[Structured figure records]
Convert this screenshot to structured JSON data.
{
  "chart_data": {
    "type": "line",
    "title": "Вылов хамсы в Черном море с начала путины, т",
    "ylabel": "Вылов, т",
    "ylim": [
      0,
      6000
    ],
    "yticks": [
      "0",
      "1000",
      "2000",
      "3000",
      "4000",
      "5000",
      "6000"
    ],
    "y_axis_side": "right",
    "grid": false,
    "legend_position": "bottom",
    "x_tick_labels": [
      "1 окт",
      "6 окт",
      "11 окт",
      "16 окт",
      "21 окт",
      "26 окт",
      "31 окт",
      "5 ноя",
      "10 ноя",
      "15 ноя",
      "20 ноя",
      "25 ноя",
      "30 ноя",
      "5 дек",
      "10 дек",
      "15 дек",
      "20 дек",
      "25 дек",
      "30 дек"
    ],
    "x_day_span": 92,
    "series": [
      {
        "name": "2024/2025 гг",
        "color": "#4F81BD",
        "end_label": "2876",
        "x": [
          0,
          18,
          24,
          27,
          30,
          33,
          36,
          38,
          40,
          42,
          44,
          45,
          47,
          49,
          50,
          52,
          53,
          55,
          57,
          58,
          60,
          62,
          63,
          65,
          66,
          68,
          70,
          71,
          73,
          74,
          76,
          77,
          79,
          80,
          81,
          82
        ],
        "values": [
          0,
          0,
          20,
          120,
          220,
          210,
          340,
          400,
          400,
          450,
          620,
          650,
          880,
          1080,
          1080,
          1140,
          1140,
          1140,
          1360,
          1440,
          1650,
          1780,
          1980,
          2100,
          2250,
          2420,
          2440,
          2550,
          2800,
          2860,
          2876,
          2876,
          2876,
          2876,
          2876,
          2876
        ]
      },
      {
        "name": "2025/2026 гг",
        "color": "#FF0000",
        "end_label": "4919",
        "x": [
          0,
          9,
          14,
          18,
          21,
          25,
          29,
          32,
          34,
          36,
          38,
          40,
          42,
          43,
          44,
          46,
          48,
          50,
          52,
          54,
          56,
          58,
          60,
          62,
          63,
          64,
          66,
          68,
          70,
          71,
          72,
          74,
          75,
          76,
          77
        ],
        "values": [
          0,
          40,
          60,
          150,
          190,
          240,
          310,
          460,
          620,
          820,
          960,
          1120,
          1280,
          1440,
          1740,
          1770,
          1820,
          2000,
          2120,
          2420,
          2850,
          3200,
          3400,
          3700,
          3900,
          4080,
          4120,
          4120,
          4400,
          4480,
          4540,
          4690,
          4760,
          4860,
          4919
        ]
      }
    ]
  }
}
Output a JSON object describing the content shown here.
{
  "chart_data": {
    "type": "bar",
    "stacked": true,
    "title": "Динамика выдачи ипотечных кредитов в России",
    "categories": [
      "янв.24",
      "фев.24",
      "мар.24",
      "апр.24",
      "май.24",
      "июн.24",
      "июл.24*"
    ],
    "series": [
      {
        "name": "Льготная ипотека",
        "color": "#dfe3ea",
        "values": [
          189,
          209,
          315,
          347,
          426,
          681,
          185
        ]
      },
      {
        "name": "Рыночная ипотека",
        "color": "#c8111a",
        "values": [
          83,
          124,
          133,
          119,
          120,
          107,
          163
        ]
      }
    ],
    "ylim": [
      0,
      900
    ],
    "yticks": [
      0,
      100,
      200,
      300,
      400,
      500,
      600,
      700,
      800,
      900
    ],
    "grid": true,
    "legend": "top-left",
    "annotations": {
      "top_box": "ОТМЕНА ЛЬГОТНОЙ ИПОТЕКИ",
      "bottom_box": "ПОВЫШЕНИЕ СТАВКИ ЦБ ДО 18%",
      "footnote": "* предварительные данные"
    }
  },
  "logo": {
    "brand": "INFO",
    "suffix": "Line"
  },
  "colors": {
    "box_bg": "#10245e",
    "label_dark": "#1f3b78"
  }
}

◆ STATED TASK ◆
Your task is to output the full set of records exactly as presented.

◆ FULL SOLUTION ◆
Convert this screenshot to structured JSON data.
{
  "chart_data": {
    "type": "line",
    "title": "Вылов хамсы в Черном море с начала путины, т",
    "ylabel": "Вылов, т",
    "ylim": [
      0,
      6000
    ],
    "yticks": [
      "0",
      "1000",
      "2000",
      "3000",
      "4000",
      "5000",
      "6000"
    ],
    "y_axis_side": "right",
    "grid": false,
    "legend_position": "bottom",
    "x_tick_labels": [
      "1 окт",
      "6 окт",
      "11 окт",
      "16 окт",
      "21 окт",
      "26 окт",
      "31 окт",
      "5 ноя",
      "10 ноя",
      "15 ноя",
      "20 ноя",
      "25 ноя",
      "30 ноя",
      "5 дек",
      "10 дек",
      "15 дек",
      "20 дек",
      "25 дек",
      "30 дек"
    ],
    "x_day_span": 92,
    "series": [
      {
        "name": "2024/2025 гг",
        "color": "#4F81BD",
        "end_label": "2876",
        "x": [
          0,
          18,
          24,
          27,
          30,
          33,
          36,
          38,
          40,
          42,
          44,
          45,
          47,
          49,
          50,
          52,
          53,
          55,
          57,
          58,
          60,
          62,
          63,
          65,
          66,
          68,
          70,
          71,
          73,
          74,
          76,
          77,
          79,
          80,
          81,
          82
        ],
        "values": [
          0,
          0,
          20,
          120,
          220,
          210,
          340,
          400,
          400,
          450,
          620,
          650,
          880,
          1080,
          1080,
          1140,
          1140,
          1140,
          1360,
          1440,
          1650,
          1780,
          1980,
          2100,
          2250,
          2420,
          2440,
          2550,
          2800,
          2860,
          2876,
          2876,
          2876,
          2876,
          2876,
          2876
        ]
      },
      {
        "name": "2025/2026 гг",
        "color": "#FF0000",
        "end_label": "4919",
        "x": [
          0,
          9,
          14,
          18,
          21,
          25,
          29,
          32,
          34,
          36,
          38,
          40,
          42,
          43,
          44,
          46,
          48,
          50,
          52,
          54,
          56,
          58,
          60,
          62,
          63,
          64,
          66,
          68,
          70,
          71,
          72,
          74,
          75,
          76,
          77
        ],
        "values": [
          0,
          40,
          60,
          150,
          190,
          240,
          310,
          460,
          620,
          820,
          960,
          1120,
          1280,
          1440,
          1740,
          1770,
          1820,
          2000,
          2120,
          2420,
          2850,
          3200,
          3400,
          3700,
          3900,
          4080,
          4120,
          4120,
          4400,
          4480,
          4540,
          4690,
          4760,
          4860,
          4919
        ]
      }
    ]
  }
}
Output a JSON object describing the content shown here.
{
  "chart_data": {
    "type": "bar",
    "stacked": true,
    "title": "Динамика выдачи ипотечных кредитов в России",
    "categories": [
      "янв.24",
      "фев.24",
      "мар.24",
      "апр.24",
      "май.24",
      "июн.24",
      "июл.24*"
    ],
    "series": [
      {
        "name": "Льготная ипотека",
        "color": "#dfe3ea",
        "values": [
          189,
          209,
          315,
          347,
          426,
          681,
          185
        ]
      },
      {
        "name": "Рыночная ипотека",
        "color": "#c8111a",
        "values": [
          83,
          124,
          133,
          119,
          120,
          107,
          163
        ]
      }
    ],
    "ylim": [
      0,
      900
    ],
    "yticks": [
      0,
      100,
      200,
      300,
      400,
      500,
      600,
      700,
      800,
      900
    ],
    "grid": true,
    "legend": "top-left",
    "annotations": {
      "top_box": "ОТМЕНА ЛЬГОТНОЙ ИПОТЕКИ",
      "bottom_box": "ПОВЫШЕНИЕ СТАВКИ ЦБ ДО 18%",
      "footnote": "* предварительные данные"
    }
  },
  "logo": {
    "brand": "INFO",
    "suffix": "Line"
  },
  "colors": {
    "box_bg": "#10245e",
    "label_dark": "#1f3b78"
  }
}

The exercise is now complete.